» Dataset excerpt
■ ■ ■ ■ ■ ■ ■

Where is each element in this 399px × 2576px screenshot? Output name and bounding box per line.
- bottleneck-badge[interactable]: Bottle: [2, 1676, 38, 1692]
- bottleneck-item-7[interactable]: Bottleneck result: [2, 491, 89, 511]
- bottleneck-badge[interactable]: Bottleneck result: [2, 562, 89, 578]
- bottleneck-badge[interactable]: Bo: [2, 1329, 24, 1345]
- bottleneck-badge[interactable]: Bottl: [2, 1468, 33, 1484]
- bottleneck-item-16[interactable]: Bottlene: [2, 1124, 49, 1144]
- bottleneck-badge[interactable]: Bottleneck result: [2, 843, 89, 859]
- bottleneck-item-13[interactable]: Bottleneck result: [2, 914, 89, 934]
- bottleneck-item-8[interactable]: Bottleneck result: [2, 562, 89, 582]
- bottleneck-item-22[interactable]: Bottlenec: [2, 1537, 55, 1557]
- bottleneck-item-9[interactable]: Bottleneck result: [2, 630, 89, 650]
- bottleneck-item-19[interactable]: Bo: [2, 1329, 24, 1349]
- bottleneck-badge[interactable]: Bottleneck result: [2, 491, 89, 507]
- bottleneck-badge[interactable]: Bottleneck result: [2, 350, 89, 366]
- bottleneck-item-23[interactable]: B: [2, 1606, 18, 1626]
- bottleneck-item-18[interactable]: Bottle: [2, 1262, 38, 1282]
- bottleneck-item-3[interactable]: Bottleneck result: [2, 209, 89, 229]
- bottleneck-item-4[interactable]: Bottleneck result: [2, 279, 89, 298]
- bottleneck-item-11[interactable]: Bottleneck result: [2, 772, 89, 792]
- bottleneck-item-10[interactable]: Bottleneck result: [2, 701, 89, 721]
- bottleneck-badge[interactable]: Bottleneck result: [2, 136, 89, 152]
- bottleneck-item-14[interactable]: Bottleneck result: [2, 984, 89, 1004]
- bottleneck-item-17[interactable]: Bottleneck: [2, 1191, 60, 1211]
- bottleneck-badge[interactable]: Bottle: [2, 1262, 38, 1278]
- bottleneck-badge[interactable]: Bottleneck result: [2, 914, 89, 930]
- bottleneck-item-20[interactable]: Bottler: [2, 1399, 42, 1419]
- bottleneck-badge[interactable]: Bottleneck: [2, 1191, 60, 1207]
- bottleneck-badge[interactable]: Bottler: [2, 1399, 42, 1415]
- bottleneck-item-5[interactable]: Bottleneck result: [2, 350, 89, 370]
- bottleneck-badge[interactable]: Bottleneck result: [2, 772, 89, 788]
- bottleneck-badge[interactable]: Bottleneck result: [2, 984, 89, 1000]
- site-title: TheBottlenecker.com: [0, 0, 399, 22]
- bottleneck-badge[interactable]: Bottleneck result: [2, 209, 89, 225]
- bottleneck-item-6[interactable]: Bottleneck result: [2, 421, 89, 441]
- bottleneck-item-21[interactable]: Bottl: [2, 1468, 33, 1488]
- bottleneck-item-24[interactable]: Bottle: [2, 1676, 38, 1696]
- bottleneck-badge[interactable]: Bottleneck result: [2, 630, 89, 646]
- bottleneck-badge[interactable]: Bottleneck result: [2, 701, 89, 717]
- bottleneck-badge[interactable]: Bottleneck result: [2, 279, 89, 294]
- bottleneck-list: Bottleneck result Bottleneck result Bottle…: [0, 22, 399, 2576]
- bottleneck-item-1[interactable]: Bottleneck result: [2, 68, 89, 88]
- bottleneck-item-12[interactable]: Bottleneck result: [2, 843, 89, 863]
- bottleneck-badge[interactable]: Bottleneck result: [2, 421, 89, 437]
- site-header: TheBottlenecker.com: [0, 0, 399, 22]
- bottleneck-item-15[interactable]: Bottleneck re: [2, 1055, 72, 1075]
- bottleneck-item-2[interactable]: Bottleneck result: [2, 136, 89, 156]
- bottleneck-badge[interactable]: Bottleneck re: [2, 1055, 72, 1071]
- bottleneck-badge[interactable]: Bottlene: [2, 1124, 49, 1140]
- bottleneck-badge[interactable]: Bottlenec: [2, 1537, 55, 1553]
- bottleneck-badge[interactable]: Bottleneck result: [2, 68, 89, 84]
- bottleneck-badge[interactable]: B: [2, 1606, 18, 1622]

■ ■ ■ ■ ■ ■ ■

» Given instruction
Format the records above as a Markdown table with two columns, No. and Line, giving one row per line with blank lines omitted.

» Exercise solution
| No. | Line |
|---|---|
| 1 | Where is each element in this 399px × 2576px screenshot? Output name and bounding box per line. |
| 2 | - bottleneck-badge[interactable]: Bottle: [2, 1676, 38, 1692] |
| 3 | - bottleneck-item-7[interactable]: Bottleneck result: [2, 491, 89, 511] |
| 4 | - bottleneck-badge[interactable]: Bottleneck result: [2, 562, 89, 578] |
| 5 | - bottleneck-badge[interactable]: Bo: [2, 1329, 24, 1345] |
| 6 | - bottleneck-badge[interactable]: Bottl: [2, 1468, 33, 1484] |
| 7 | - bottleneck-item-16[interactable]: Bottlene: [2, 1124, 49, 1144] |
| 8 | - bottleneck-badge[interactable]: Bottleneck result: [2, 843, 89, 859] |
| 9 | - bottleneck-item-13[interactable]: Bottleneck result: [2, 914, 89, 934] |
| 10 | - bottleneck-item-8[interactable]: Bottleneck result: [2, 562, 89, 582] |
| 11 | - bottleneck-item-22[interactable]: Bottlenec: [2, 1537, 55, 1557] |
| 12 | - bottleneck-item-9[interactable]: Bottleneck result: [2, 630, 89, 650] |
| 13 | - bottleneck-item-19[interactable]: Bo: [2, 1329, 24, 1349] |
| 14 | - bottleneck-badge[interactable]: Bottleneck result: [2, 491, 89, 507] |
| 15 | - bottleneck-badge[interactable]: Bottleneck result: [2, 350, 89, 366] |
| 16 | - bottleneck-item-23[interactable]: B: [2, 1606, 18, 1626] |
| 17 | - bottleneck-item-18[interactable]: Bottle: [2, 1262, 38, 1282] |
| 18 | - bottleneck-item-3[interactable]: Bottleneck result: [2, 209, 89, 229] |
| 19 | - bottleneck-item-4[interactable]: Bottleneck result: [2, 279, 89, 298] |
| 20 | - bottleneck-item-11[interactable]: Bottleneck result: [2, 772, 89, 792] |
| 21 | - bottleneck-item-10[interactable]: Bottleneck result: [2, 701, 89, 721] |
| 22 | - bottleneck-badge[interactable]: Bottleneck result: [2, 136, 89, 152] |
| 23 | - bottleneck-item-14[interactable]: Bottleneck result: [2, 984, 89, 1004] |
| 24 | - bottleneck-item-17[interactable]: Bottleneck: [2, 1191, 60, 1211] |
| 25 | - bottleneck-badge[interactable]: Bottle: [2, 1262, 38, 1278] |
| 26 | - bottleneck-badge[interactable]: Bottleneck result: [2, 914, 89, 930] |
| 27 | - bottleneck-item-20[interactable]: Bottler: [2, 1399, 42, 1419] |
| 28 | - bottleneck-badge[interactable]: Bottleneck: [2, 1191, 60, 1207] |
| 29 | - bottleneck-badge[interactable]: Bottler: [2, 1399, 42, 1415] |
| 30 | - bottleneck-item-5[interactable]: Bottleneck result: [2, 350, 89, 370] |
| 31 | - bottleneck-badge[interactable]: Bottleneck result: [2, 772, 89, 788] |
| 32 | - bottleneck-badge[interactable]: Bottleneck result: [2, 984, 89, 1000] |
| 33 | - site-title: TheBottlenecker.com: [0, 0, 399, 22] |
| 34 | - bottleneck-badge[interactable]: Bottleneck result: [2, 209, 89, 225] |
| 35 | - bottleneck-item-6[interactable]: Bottleneck result: [2, 421, 89, 441] |
| 36 | - bottleneck-item-21[interactable]: Bottl: [2, 1468, 33, 1488] |
| 37 | - bottleneck-item-24[interactable]: Bottle: [2, 1676, 38, 1696] |
| 38 | - bottleneck-badge[interactable]: Bottleneck result: [2, 630, 89, 646] |
| 39 | - bottleneck-badge[interactable]: Bottleneck result: [2, 701, 89, 717] |
| 40 | - bottleneck-badge[interactable]: Bottleneck result: [2, 279, 89, 294] |
| 41 | - bottleneck-list: Bottleneck result Bottleneck result Bottle…: [0, 22, 399, 2576] |
| 42 | - bottleneck-item-1[interactable]: Bottleneck result: [2, 68, 89, 88] |
| 43 | - bottleneck-item-12[interactable]: Bottleneck result: [2, 843, 89, 863] |
| 44 | - bottleneck-badge[interactable]: Bottleneck result: [2, 421, 89, 437] |
| 45 | - site-header: TheBottlenecker.com: [0, 0, 399, 22] |
| 46 | - bottleneck-item-15[interactable]: Bottleneck re: [2, 1055, 72, 1075] |
| 47 | - bottleneck-item-2[interactable]: Bottleneck result: [2, 136, 89, 156] |
| 48 | - bottleneck-badge[interactable]: Bottleneck re: [2, 1055, 72, 1071] |
| 49 | - bottleneck-badge[interactable]: Bottlene: [2, 1124, 49, 1140] |
| 50 | - bottleneck-badge[interactable]: Bottlenec: [2, 1537, 55, 1553] |
| 51 | - bottleneck-badge[interactable]: Bottleneck result: [2, 68, 89, 84] |
| 52 | - bottleneck-badge[interactable]: B: [2, 1606, 18, 1622] |